[Saved entries]
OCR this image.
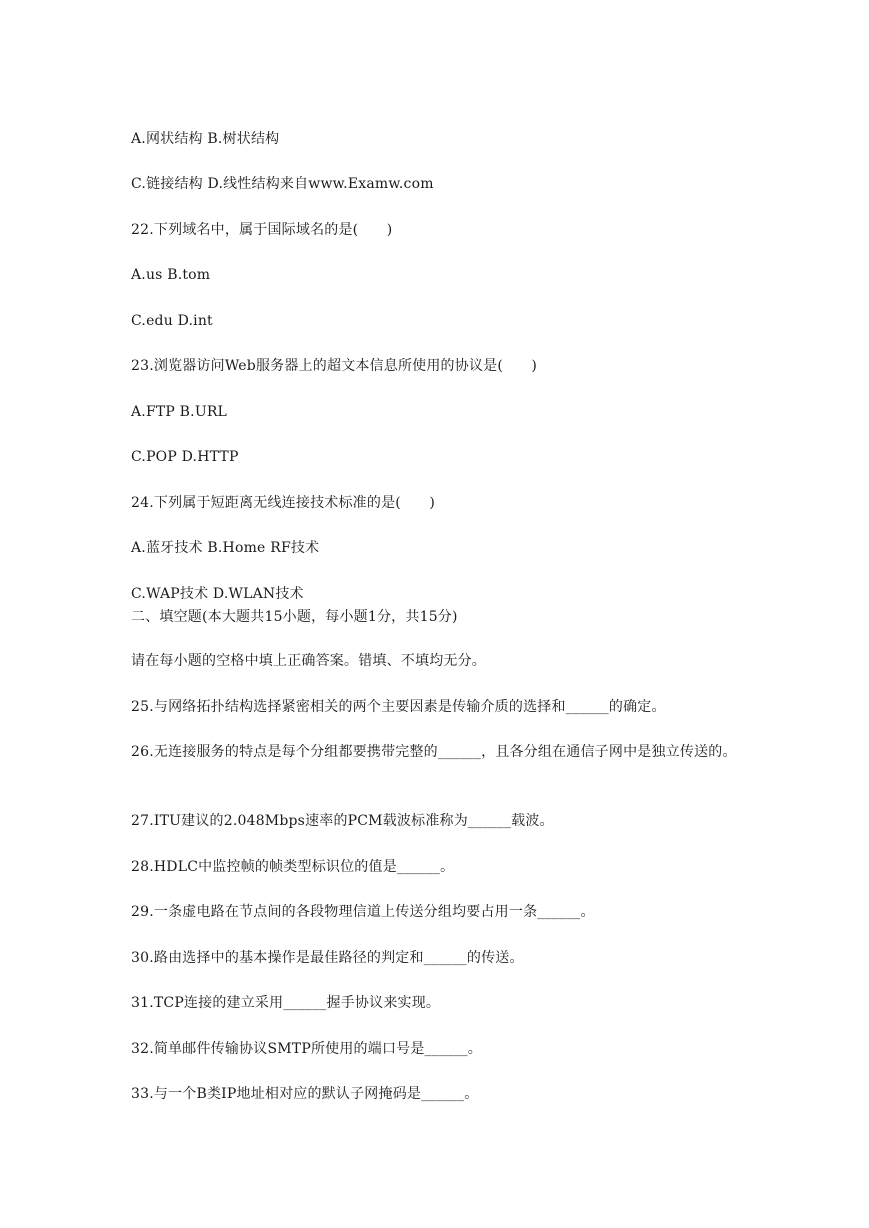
A.网状结构 B.树状结构
C.链接结构 D.线性结构来自www.Examw.com
22.下列域名中，属于国际域名的是(　　)
A.us B.tom
C.edu D.int
23.浏览器访问Web服务器上的超文本信息所使用的协议是(　　)
A.FTP B.URL
C.POP D.HTTP
24.下列属于短距离无线连接技术标准的是(　　)
A.蓝牙技术 B.Home RF技术
C.WAP技术 D.WLAN技术
二、填空题(本大题共15小题，每小题1分，共15分)
请在每小题的空格中填上正确答案。错填、不填均无分。
25.与网络拓扑结构选择紧密相关的两个主要因素是传输介质的选择和______的确定。
26.无连接服务的特点是每个分组都要携带完整的______，且各分组在通信子网中是独立传送的。
27.ITU建议的2.048Mbps速率的PCM载波标准称为______载波。
28.HDLC中监控帧的帧类型标识位的值是______。
29.一条虚电路在节点间的各段物理信道上传送分组均要占用一条______。
30.路由选择中的基本操作是最佳路径的判定和______的传送。
31.TCP连接的建立采用______握手协议来实现。
32.简单邮件传输协议SMTP所使用的端口号是______。
33.与一个B类IP地址相对应的默认子网掩码是______。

WORK TO COMPLETE => Output the full set of records above without changing a word, and drop the images.

FINAL RESULT =>
OCR this image.
A.网状结构 B.树状结构
C.链接结构 D.线性结构来自www.Examw.com
22.下列域名中，属于国际域名的是(　　)
A.us B.tom
C.edu D.int
23.浏览器访问Web服务器上的超文本信息所使用的协议是(　　)
A.FTP B.URL
C.POP D.HTTP
24.下列属于短距离无线连接技术标准的是(　　)
A.蓝牙技术 B.Home RF技术
C.WAP技术 D.WLAN技术
二、填空题(本大题共15小题，每小题1分，共15分)
请在每小题的空格中填上正确答案。错填、不填均无分。
25.与网络拓扑结构选择紧密相关的两个主要因素是传输介质的选择和______的确定。
26.无连接服务的特点是每个分组都要携带完整的______，且各分组在通信子网中是独立传送的。
27.ITU建议的2.048Mbps速率的PCM载波标准称为______载波。
28.HDLC中监控帧的帧类型标识位的值是______。
29.一条虚电路在节点间的各段物理信道上传送分组均要占用一条______。
30.路由选择中的基本操作是最佳路径的判定和______的传送。
31.TCP连接的建立采用______握手协议来实现。
32.简单邮件传输协议SMTP所使用的端口号是______。
33.与一个B类IP地址相对应的默认子网掩码是______。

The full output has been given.